--- What you need to do ---
Search the data for the word "text" and copy every line where it occurs.

———

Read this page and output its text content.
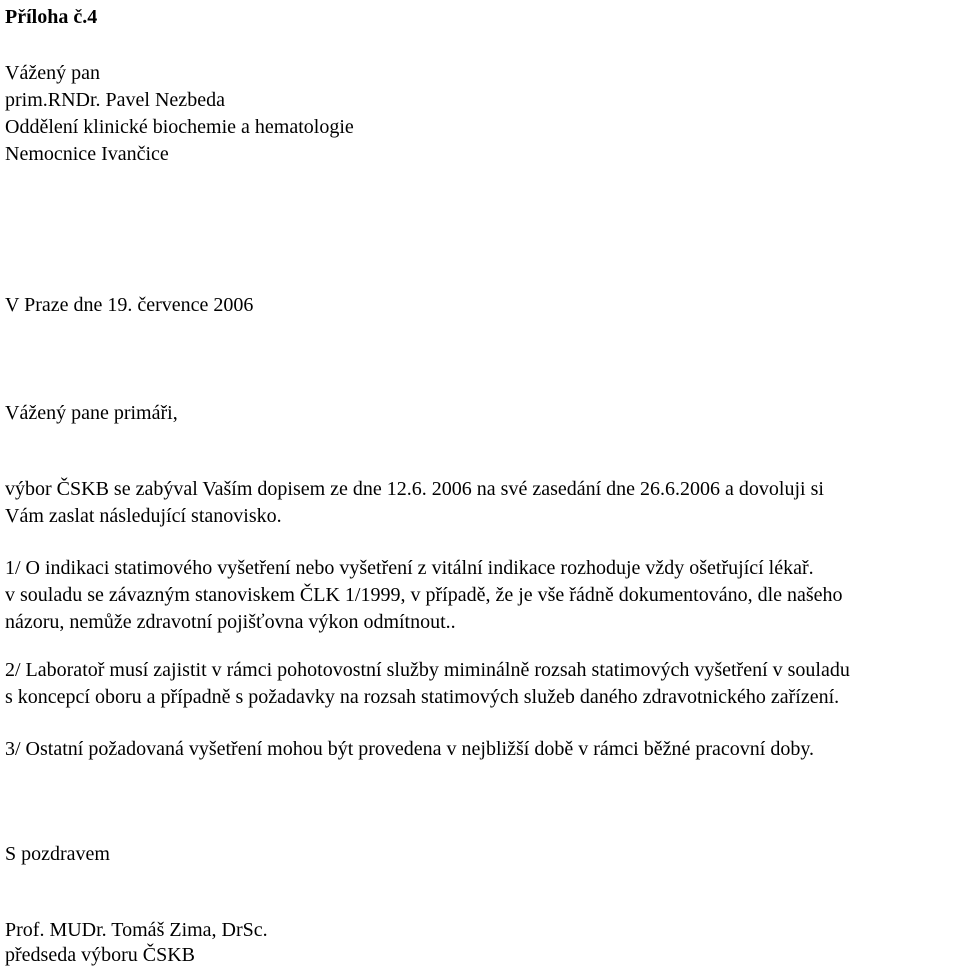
Příloha č.4
Vážený pan
prim.RNDr. Pavel Nezbeda
Oddělení klinické biochemie a hematologie
Nemocnice Ivančice
V Praze dne 19. července 2006
Vážený pane primáři,
výbor ČSKB se zabýval Vaším dopisem ze dne 12.6. 2006 na své zasedání dne 26.6.2006 a dovoluji si
Vám zaslat následující stanovisko.
1/ O indikaci statimového vyšetření nebo vyšetření z vitální indikace rozhoduje vždy ošetřující lékař.
v souladu se závazným stanoviskem ČLK 1/1999, v případě, že je vše řádně dokumentováno, dle našeho
názoru, nemůže zdravotní pojišťovna výkon odmítnout..
2/ Laboratoř musí zajistit v rámci pohotovostní služby miminálně rozsah statimových vyšetření v souladu
s koncepcí oboru a případně s požadavky na rozsah statimových služeb daného zdravotnického zařízení.
3/ Ostatní požadovaná vyšetření mohou být provedena v nejbližší době v rámci běžné pracovní doby.
S pozdravem
Prof. MUDr. Tomáš Zima, DrSc.
předseda výboru ČSKB
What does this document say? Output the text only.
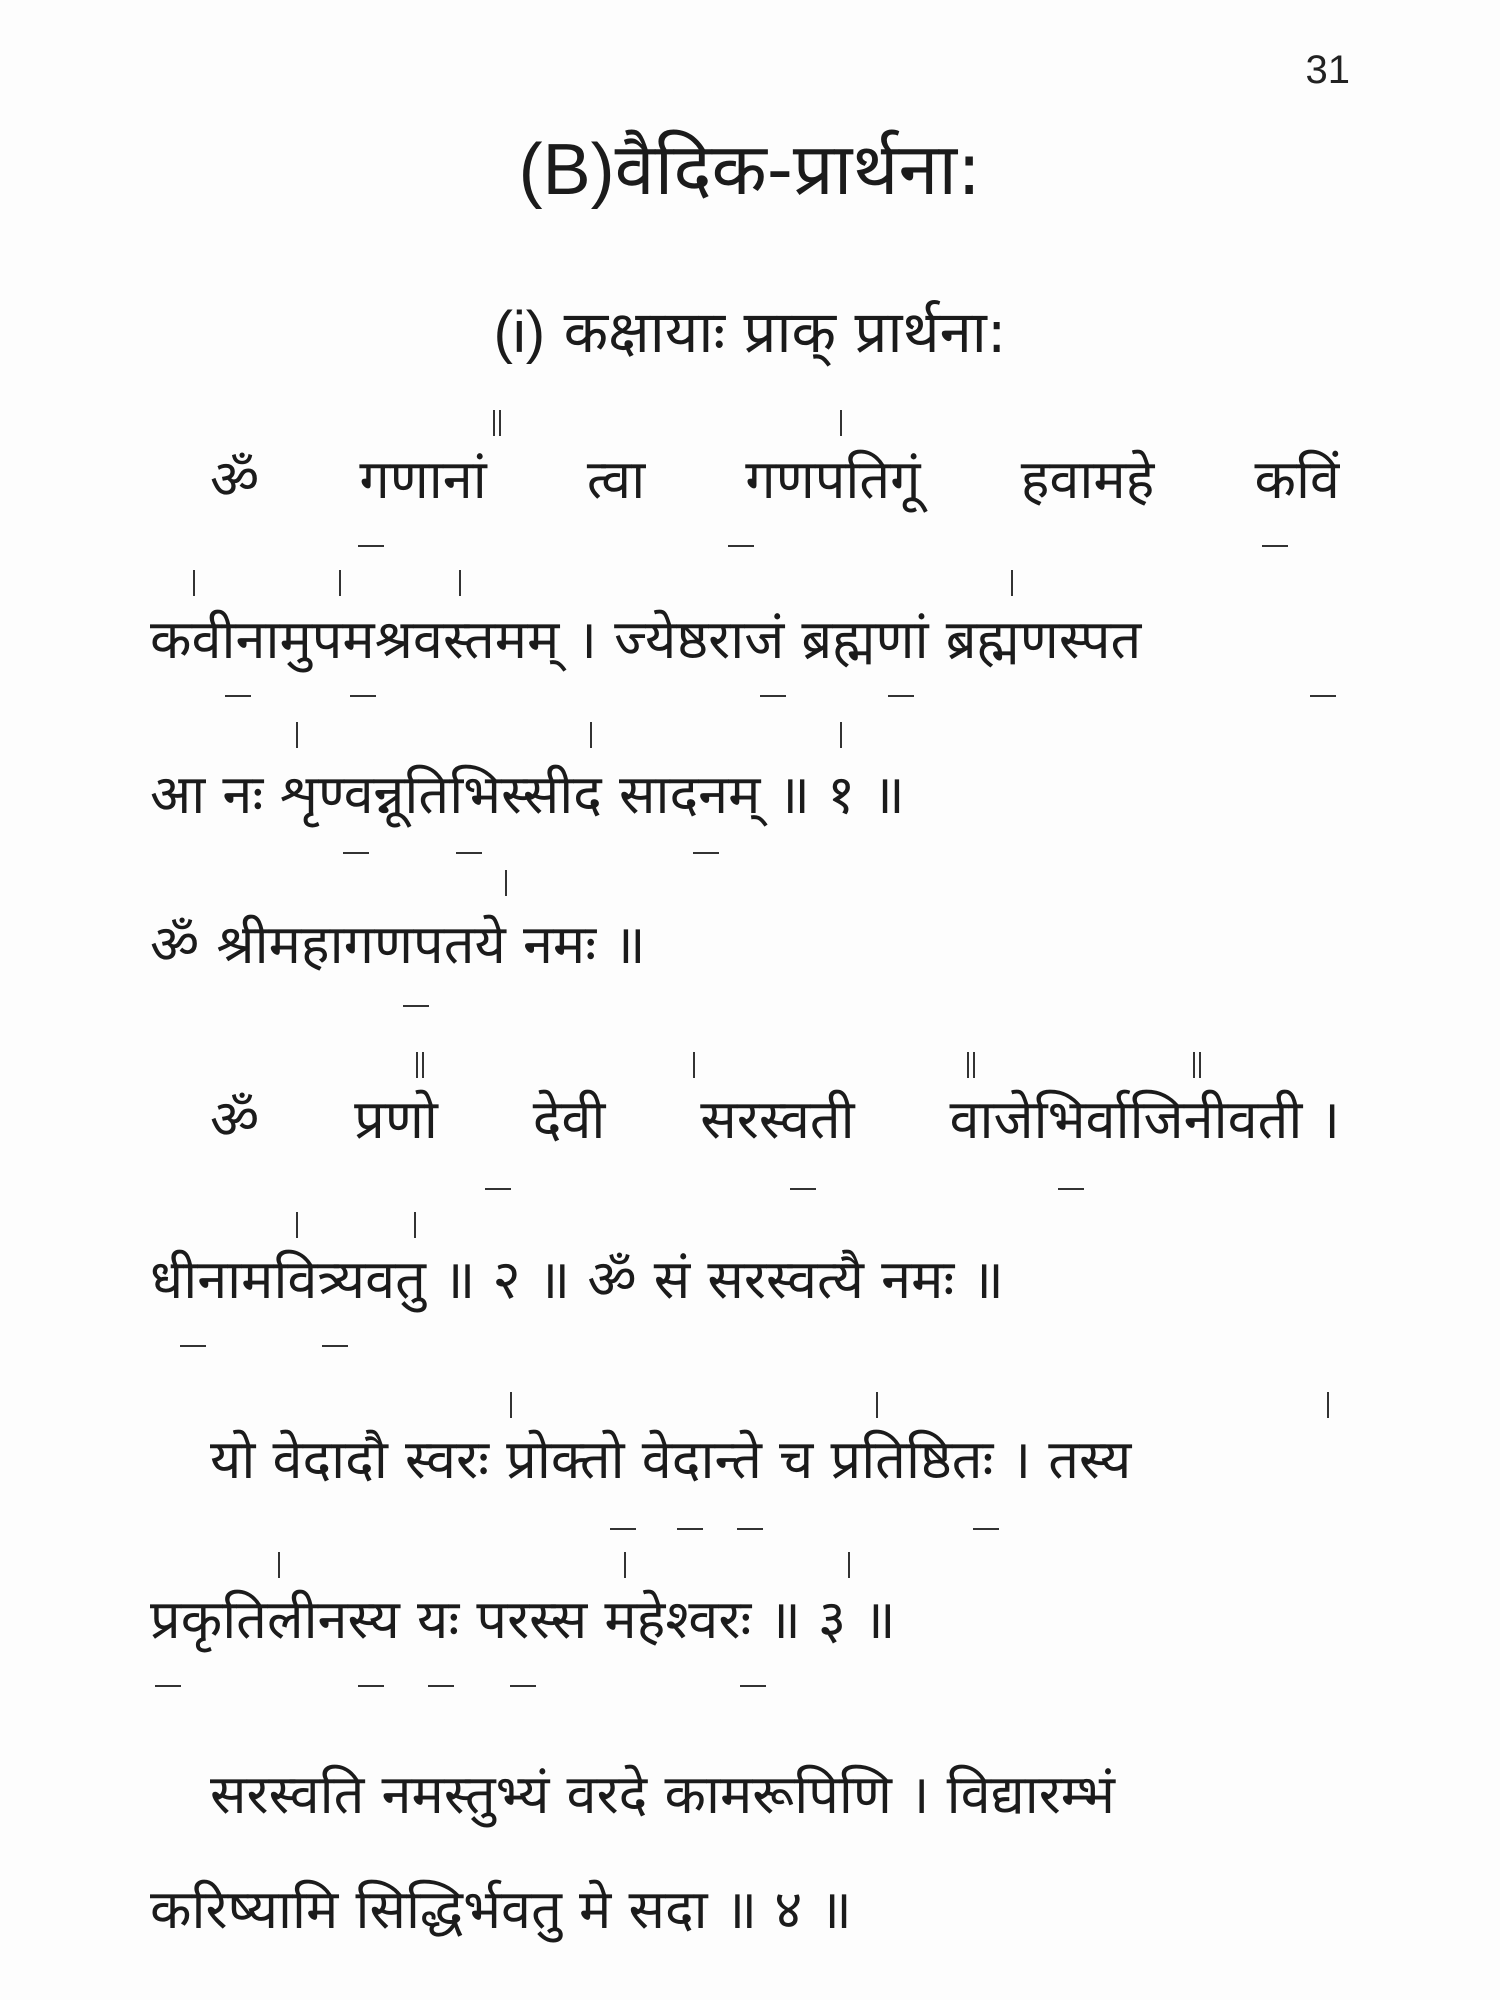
31
(B)वैदिक-प्रार्थना:
(i) कक्षायाः प्राक् प्रार्थना:
ॐ गणानां त्वा गणपतिगूं हवामहे कविं
कवीनामुपमश्रवस्तमम् । ज्येष्ठराजं ब्रह्मणां ब्रह्मणस्पत
आ नः शृण्वन्नूतिभिस्सीद सादनम् ॥ १ ॥
ॐ श्रीमहागणपतये नमः ॥
ॐ प्रणो देवी सरस्वती वाजेभिर्वाजिनीवती ।
धीनामवित्र्यवतु ॥ २ ॥ ॐ सं सरस्वत्यै नमः ॥
यो वेदादौ स्वरः प्रोक्तो वेदान्ते च प्रतिष्ठितः । तस्य
प्रकृतिलीनस्य यः परस्स महेश्वरः ॥ ३ ॥
सरस्वति नमस्तुभ्यं वरदे कामरूपिणि । विद्यारम्भं
करिष्यामि सिद्धिर्भवतु मे सदा ॥ ४ ॥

———

--- Exercise response ---
Read this page and output its text content.
What does this document say? Output the text only.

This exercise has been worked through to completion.